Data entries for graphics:

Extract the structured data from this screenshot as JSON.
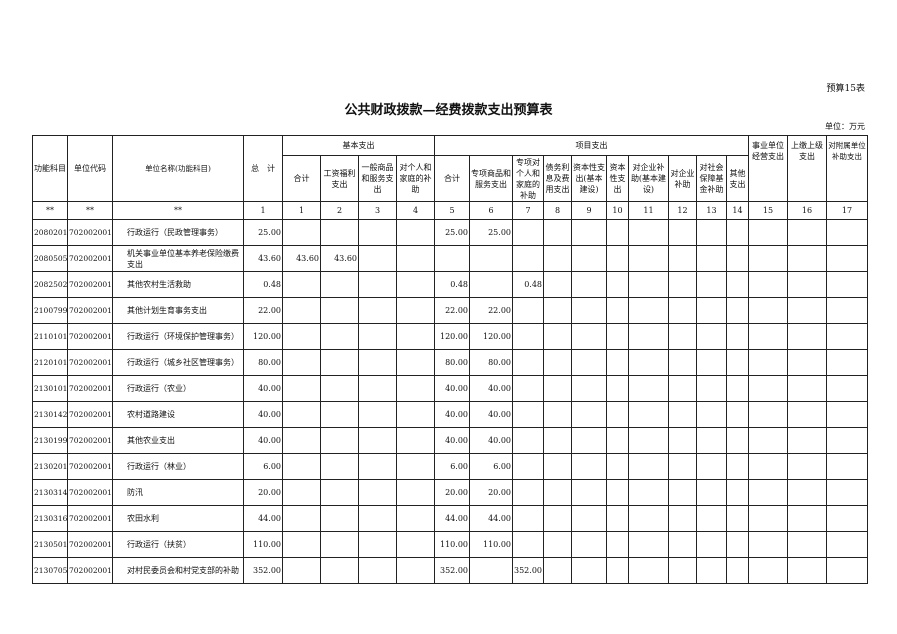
{
  "form_number": "预算15表",
  "title": "公共财政拨款—经费拨款支出预算表",
  "unit_label": "单位：万元",
  "headers": {
    "function_subject": "功能科目",
    "unit_code": "单位代码",
    "unit_name": "单位名称(功能科目)",
    "total": "总　计",
    "basic_group": "基本支出",
    "project_group": "项目支出",
    "basic": [
      "合计",
      "工资福利支出",
      "一般商品和服务支出",
      "对个人和家庭的补助"
    ],
    "project": [
      "合计",
      "专项商品和服务支出",
      "专项对个人和家庭的补助",
      "债务利息及费用支出",
      "资本性支出(基本建设)",
      "资本性支出",
      "对企业补助(基本建设)",
      "对企业补助",
      "对社会保障基金补助",
      "其他支出"
    ],
    "other": [
      "事业单位经营支出",
      "上缴上级支出",
      "对附属单位补助支出"
    ]
  },
  "index_row": [
    "**",
    "**",
    "**",
    "1",
    "1",
    "2",
    "3",
    "4",
    "5",
    "6",
    "7",
    "8",
    "9",
    "10",
    "11",
    "12",
    "13",
    "14",
    "15",
    "16",
    "17"
  ],
  "rows": [
    {
      "code": "2080201",
      "unit": "702002001",
      "name": "行政运行（民政管理事务）",
      "total": "25.00",
      "values": [
        "",
        "",
        "",
        "",
        "25.00",
        "25.00",
        "",
        "",
        "",
        "",
        "",
        "",
        "",
        "",
        "",
        "",
        ""
      ]
    },
    {
      "code": "2080505",
      "unit": "702002001",
      "name": "机关事业单位基本养老保险缴费支出",
      "total": "43.60",
      "values": [
        "43.60",
        "43.60",
        "",
        "",
        "",
        "",
        "",
        "",
        "",
        "",
        "",
        "",
        "",
        "",
        "",
        "",
        ""
      ]
    },
    {
      "code": "2082502",
      "unit": "702002001",
      "name": "其他农村生活救助",
      "total": "0.48",
      "values": [
        "",
        "",
        "",
        "",
        "0.48",
        "",
        "0.48",
        "",
        "",
        "",
        "",
        "",
        "",
        "",
        "",
        "",
        ""
      ]
    },
    {
      "code": "2100799",
      "unit": "702002001",
      "name": "其他计划生育事务支出",
      "total": "22.00",
      "values": [
        "",
        "",
        "",
        "",
        "22.00",
        "22.00",
        "",
        "",
        "",
        "",
        "",
        "",
        "",
        "",
        "",
        "",
        ""
      ]
    },
    {
      "code": "2110101",
      "unit": "702002001",
      "name": "行政运行（环境保护管理事务）",
      "total": "120.00",
      "values": [
        "",
        "",
        "",
        "",
        "120.00",
        "120.00",
        "",
        "",
        "",
        "",
        "",
        "",
        "",
        "",
        "",
        "",
        ""
      ]
    },
    {
      "code": "2120101",
      "unit": "702002001",
      "name": "行政运行（城乡社区管理事务）",
      "total": "80.00",
      "values": [
        "",
        "",
        "",
        "",
        "80.00",
        "80.00",
        "",
        "",
        "",
        "",
        "",
        "",
        "",
        "",
        "",
        "",
        ""
      ]
    },
    {
      "code": "2130101",
      "unit": "702002001",
      "name": "行政运行（农业）",
      "total": "40.00",
      "values": [
        "",
        "",
        "",
        "",
        "40.00",
        "40.00",
        "",
        "",
        "",
        "",
        "",
        "",
        "",
        "",
        "",
        "",
        ""
      ]
    },
    {
      "code": "2130142",
      "unit": "702002001",
      "name": "农村道路建设",
      "total": "40.00",
      "values": [
        "",
        "",
        "",
        "",
        "40.00",
        "40.00",
        "",
        "",
        "",
        "",
        "",
        "",
        "",
        "",
        "",
        "",
        ""
      ]
    },
    {
      "code": "2130199",
      "unit": "702002001",
      "name": "其他农业支出",
      "total": "40.00",
      "values": [
        "",
        "",
        "",
        "",
        "40.00",
        "40.00",
        "",
        "",
        "",
        "",
        "",
        "",
        "",
        "",
        "",
        "",
        ""
      ]
    },
    {
      "code": "2130201",
      "unit": "702002001",
      "name": "行政运行（林业）",
      "total": "6.00",
      "values": [
        "",
        "",
        "",
        "",
        "6.00",
        "6.00",
        "",
        "",
        "",
        "",
        "",
        "",
        "",
        "",
        "",
        "",
        ""
      ]
    },
    {
      "code": "2130314",
      "unit": "702002001",
      "name": "防汛",
      "total": "20.00",
      "values": [
        "",
        "",
        "",
        "",
        "20.00",
        "20.00",
        "",
        "",
        "",
        "",
        "",
        "",
        "",
        "",
        "",
        "",
        ""
      ]
    },
    {
      "code": "2130316",
      "unit": "702002001",
      "name": "农田水利",
      "total": "44.00",
      "values": [
        "",
        "",
        "",
        "",
        "44.00",
        "44.00",
        "",
        "",
        "",
        "",
        "",
        "",
        "",
        "",
        "",
        "",
        ""
      ]
    },
    {
      "code": "2130501",
      "unit": "702002001",
      "name": "行政运行（扶贫）",
      "total": "110.00",
      "values": [
        "",
        "",
        "",
        "",
        "110.00",
        "110.00",
        "",
        "",
        "",
        "",
        "",
        "",
        "",
        "",
        "",
        "",
        ""
      ]
    },
    {
      "code": "2130705",
      "unit": "702002001",
      "name": "对村民委员会和村党支部的补助",
      "total": "352.00",
      "values": [
        "",
        "",
        "",
        "",
        "352.00",
        "",
        "352.00",
        "",
        "",
        "",
        "",
        "",
        "",
        "",
        "",
        "",
        ""
      ]
    }
  ]
}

__OBJECTIVE__. Every line of the material is to be quoted exactly, with no pictures carried over.

__RESULT OF THE EXERCISE__.
Extract the structured data from this screenshot as JSON.
{
  "form_number": "预算15表",
  "title": "公共财政拨款—经费拨款支出预算表",
  "unit_label": "单位：万元",
  "headers": {
    "function_subject": "功能科目",
    "unit_code": "单位代码",
    "unit_name": "单位名称(功能科目)",
    "total": "总　计",
    "basic_group": "基本支出",
    "project_group": "项目支出",
    "basic": [
      "合计",
      "工资福利支出",
      "一般商品和服务支出",
      "对个人和家庭的补助"
    ],
    "project": [
      "合计",
      "专项商品和服务支出",
      "专项对个人和家庭的补助",
      "债务利息及费用支出",
      "资本性支出(基本建设)",
      "资本性支出",
      "对企业补助(基本建设)",
      "对企业补助",
      "对社会保障基金补助",
      "其他支出"
    ],
    "other": [
      "事业单位经营支出",
      "上缴上级支出",
      "对附属单位补助支出"
    ]
  },
  "index_row": [
    "**",
    "**",
    "**",
    "1",
    "1",
    "2",
    "3",
    "4",
    "5",
    "6",
    "7",
    "8",
    "9",
    "10",
    "11",
    "12",
    "13",
    "14",
    "15",
    "16",
    "17"
  ],
  "rows": [
    {
      "code": "2080201",
      "unit": "702002001",
      "name": "行政运行（民政管理事务）",
      "total": "25.00",
      "values": [
        "",
        "",
        "",
        "",
        "25.00",
        "25.00",
        "",
        "",
        "",
        "",
        "",
        "",
        "",
        "",
        "",
        "",
        ""
      ]
    },
    {
      "code": "2080505",
      "unit": "702002001",
      "name": "机关事业单位基本养老保险缴费支出",
      "total": "43.60",
      "values": [
        "43.60",
        "43.60",
        "",
        "",
        "",
        "",
        "",
        "",
        "",
        "",
        "",
        "",
        "",
        "",
        "",
        "",
        ""
      ]
    },
    {
      "code": "2082502",
      "unit": "702002001",
      "name": "其他农村生活救助",
      "total": "0.48",
      "values": [
        "",
        "",
        "",
        "",
        "0.48",
        "",
        "0.48",
        "",
        "",
        "",
        "",
        "",
        "",
        "",
        "",
        "",
        ""
      ]
    },
    {
      "code": "2100799",
      "unit": "702002001",
      "name": "其他计划生育事务支出",
      "total": "22.00",
      "values": [
        "",
        "",
        "",
        "",
        "22.00",
        "22.00",
        "",
        "",
        "",
        "",
        "",
        "",
        "",
        "",
        "",
        "",
        ""
      ]
    },
    {
      "code": "2110101",
      "unit": "702002001",
      "name": "行政运行（环境保护管理事务）",
      "total": "120.00",
      "values": [
        "",
        "",
        "",
        "",
        "120.00",
        "120.00",
        "",
        "",
        "",
        "",
        "",
        "",
        "",
        "",
        "",
        "",
        ""
      ]
    },
    {
      "code": "2120101",
      "unit": "702002001",
      "name": "行政运行（城乡社区管理事务）",
      "total": "80.00",
      "values": [
        "",
        "",
        "",
        "",
        "80.00",
        "80.00",
        "",
        "",
        "",
        "",
        "",
        "",
        "",
        "",
        "",
        "",
        ""
      ]
    },
    {
      "code": "2130101",
      "unit": "702002001",
      "name": "行政运行（农业）",
      "total": "40.00",
      "values": [
        "",
        "",
        "",
        "",
        "40.00",
        "40.00",
        "",
        "",
        "",
        "",
        "",
        "",
        "",
        "",
        "",
        "",
        ""
      ]
    },
    {
      "code": "2130142",
      "unit": "702002001",
      "name": "农村道路建设",
      "total": "40.00",
      "values": [
        "",
        "",
        "",
        "",
        "40.00",
        "40.00",
        "",
        "",
        "",
        "",
        "",
        "",
        "",
        "",
        "",
        "",
        ""
      ]
    },
    {
      "code": "2130199",
      "unit": "702002001",
      "name": "其他农业支出",
      "total": "40.00",
      "values": [
        "",
        "",
        "",
        "",
        "40.00",
        "40.00",
        "",
        "",
        "",
        "",
        "",
        "",
        "",
        "",
        "",
        "",
        ""
      ]
    },
    {
      "code": "2130201",
      "unit": "702002001",
      "name": "行政运行（林业）",
      "total": "6.00",
      "values": [
        "",
        "",
        "",
        "",
        "6.00",
        "6.00",
        "",
        "",
        "",
        "",
        "",
        "",
        "",
        "",
        "",
        "",
        ""
      ]
    },
    {
      "code": "2130314",
      "unit": "702002001",
      "name": "防汛",
      "total": "20.00",
      "values": [
        "",
        "",
        "",
        "",
        "20.00",
        "20.00",
        "",
        "",
        "",
        "",
        "",
        "",
        "",
        "",
        "",
        "",
        ""
      ]
    },
    {
      "code": "2130316",
      "unit": "702002001",
      "name": "农田水利",
      "total": "44.00",
      "values": [
        "",
        "",
        "",
        "",
        "44.00",
        "44.00",
        "",
        "",
        "",
        "",
        "",
        "",
        "",
        "",
        "",
        "",
        ""
      ]
    },
    {
      "code": "2130501",
      "unit": "702002001",
      "name": "行政运行（扶贫）",
      "total": "110.00",
      "values": [
        "",
        "",
        "",
        "",
        "110.00",
        "110.00",
        "",
        "",
        "",
        "",
        "",
        "",
        "",
        "",
        "",
        "",
        ""
      ]
    },
    {
      "code": "2130705",
      "unit": "702002001",
      "name": "对村民委员会和村党支部的补助",
      "total": "352.00",
      "values": [
        "",
        "",
        "",
        "",
        "352.00",
        "",
        "352.00",
        "",
        "",
        "",
        "",
        "",
        "",
        "",
        "",
        "",
        ""
      ]
    }
  ]
}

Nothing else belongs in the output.